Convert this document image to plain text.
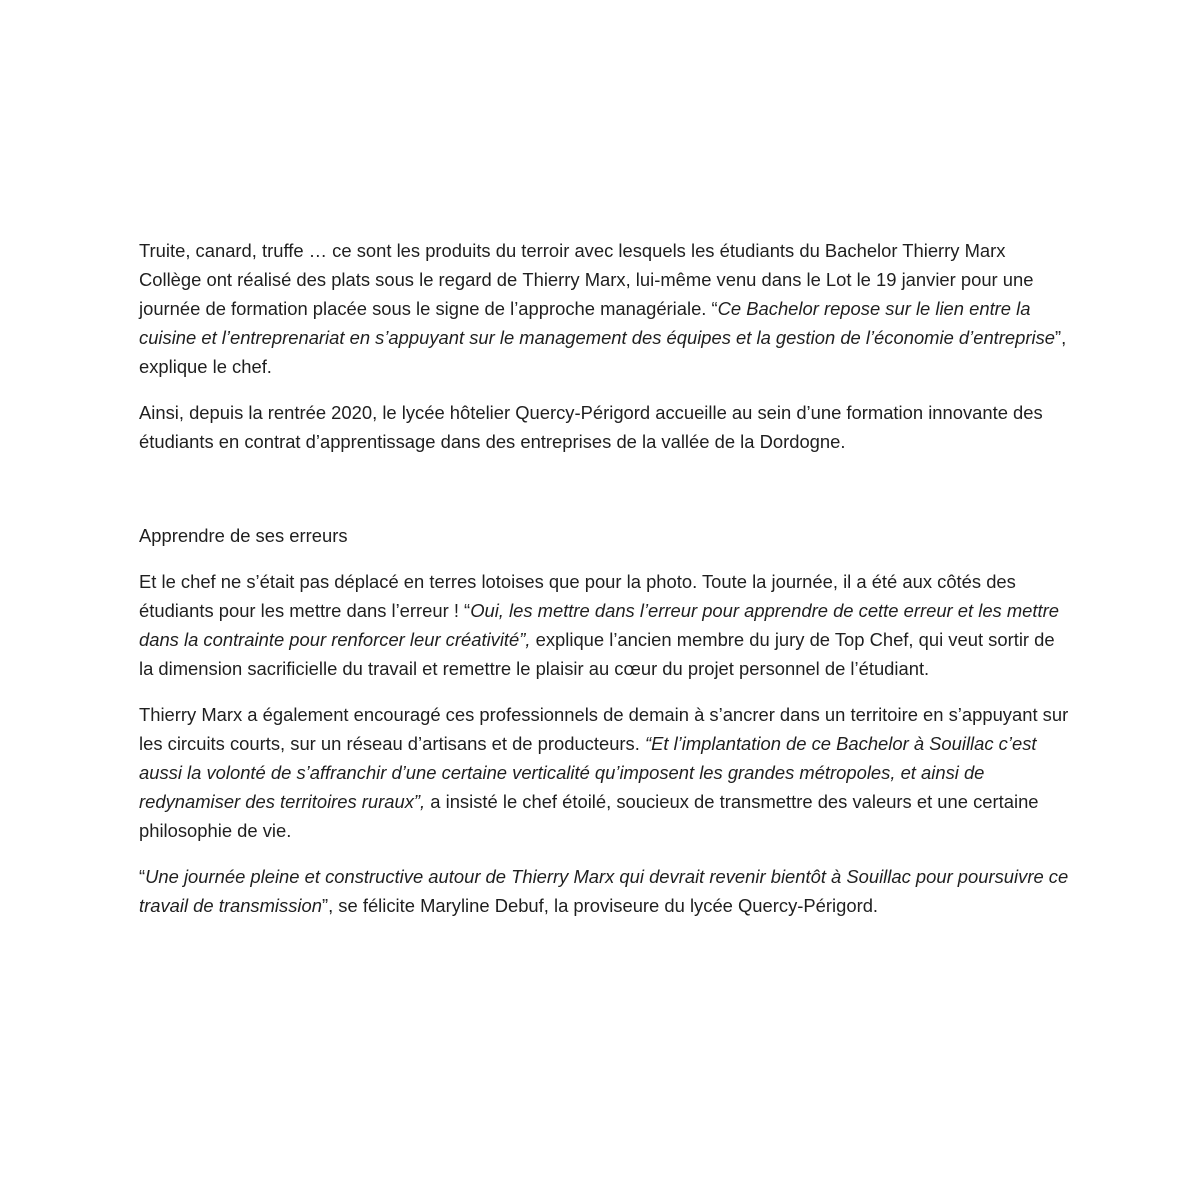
Truite, canard, truffe … ce sont les produits du terroir avec lesquels les étudiants du Bachelor Thierry Marx Collège ont réalisé des plats sous le regard de Thierry Marx, lui-même venu dans le Lot le 19 janvier pour une journée de formation placée sous le signe de l’approche managériale. “Ce Bachelor repose sur le lien entre la cuisine et l’entreprenariat en s’appuyant sur le management des équipes et la gestion de l’économie d’entreprise”, explique le chef.

Ainsi, depuis la rentrée 2020, le lycée hôtelier Quercy-Périgord accueille au sein d’une formation innovante des étudiants en contrat d’apprentissage dans des entreprises de la vallée de la Dordogne.

Apprendre de ses erreurs

Et le chef ne s’était pas déplacé en terres lotoises que pour la photo. Toute la journée, il a été aux côtés des étudiants pour les mettre dans l’erreur ! “Oui, les mettre dans l’erreur pour apprendre de cette erreur et les mettre dans la contrainte pour renforcer leur créativité”, explique l’ancien membre du jury de Top Chef, qui veut sortir de la dimension sacrificielle du travail et remettre le plaisir au cœur du projet personnel de l’étudiant.

Thierry Marx a également encouragé ces professionnels de demain à s’ancrer dans un territoire en s’appuyant sur les circuits courts, sur un réseau d’artisans et de producteurs. “Et l’implantation de ce Bachelor à Souillac c’est aussi la volonté de s’affranchir d’une certaine verticalité qu’imposent les grandes métropoles, et ainsi de redynamiser des territoires ruraux”, a insisté le chef étoilé, soucieux de transmettre des valeurs et une certaine philosophie de vie.

“Une journée pleine et constructive autour de Thierry Marx qui devrait revenir bientôt à Souillac pour poursuivre ce travail de transmission”, se félicite Maryline Debuf, la proviseure du lycée Quercy-Périgord.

· · · · ·

• Exercise brief:
Without including any picture, retype the entries exactly.

• Output:
Convert this document image to plain text.
Truite, canard, truffe … ce sont les produits du terroir avec lesquels les étudiants du Bachelor Thierry Marx Collège ont réalisé des plats sous le regard de Thierry Marx, lui-même venu dans le Lot le 19 janvier pour une journée de formation placée sous le signe de l’approche managériale. “Ce Bachelor repose sur le lien entre la cuisine et l’entreprenariat en s’appuyant sur le management des équipes et la gestion de l’économie d’entreprise”, explique le chef.

Ainsi, depuis la rentrée 2020, le lycée hôtelier Quercy-Périgord accueille au sein d’une formation innovante des étudiants en contrat d’apprentissage dans des entreprises de la vallée de la Dordogne.

Apprendre de ses erreurs

Et le chef ne s’était pas déplacé en terres lotoises que pour la photo. Toute la journée, il a été aux côtés des étudiants pour les mettre dans l’erreur ! “Oui, les mettre dans l’erreur pour apprendre de cette erreur et les mettre dans la contrainte pour renforcer leur créativité”, explique l’ancien membre du jury de Top Chef, qui veut sortir de la dimension sacrificielle du travail et remettre le plaisir au cœur du projet personnel de l’étudiant.

Thierry Marx a également encouragé ces professionnels de demain à s’ancrer dans un territoire en s’appuyant sur les circuits courts, sur un réseau d’artisans et de producteurs. “Et l’implantation de ce Bachelor à Souillac c’est aussi la volonté de s’affranchir d’une certaine verticalité qu’imposent les grandes métropoles, et ainsi de redynamiser des territoires ruraux”, a insisté le chef étoilé, soucieux de transmettre des valeurs et une certaine philosophie de vie.

“Une journée pleine et constructive autour de Thierry Marx qui devrait revenir bientôt à Souillac pour poursuivre ce travail de transmission”, se félicite Maryline Debuf, la proviseure du lycée Quercy-Périgord.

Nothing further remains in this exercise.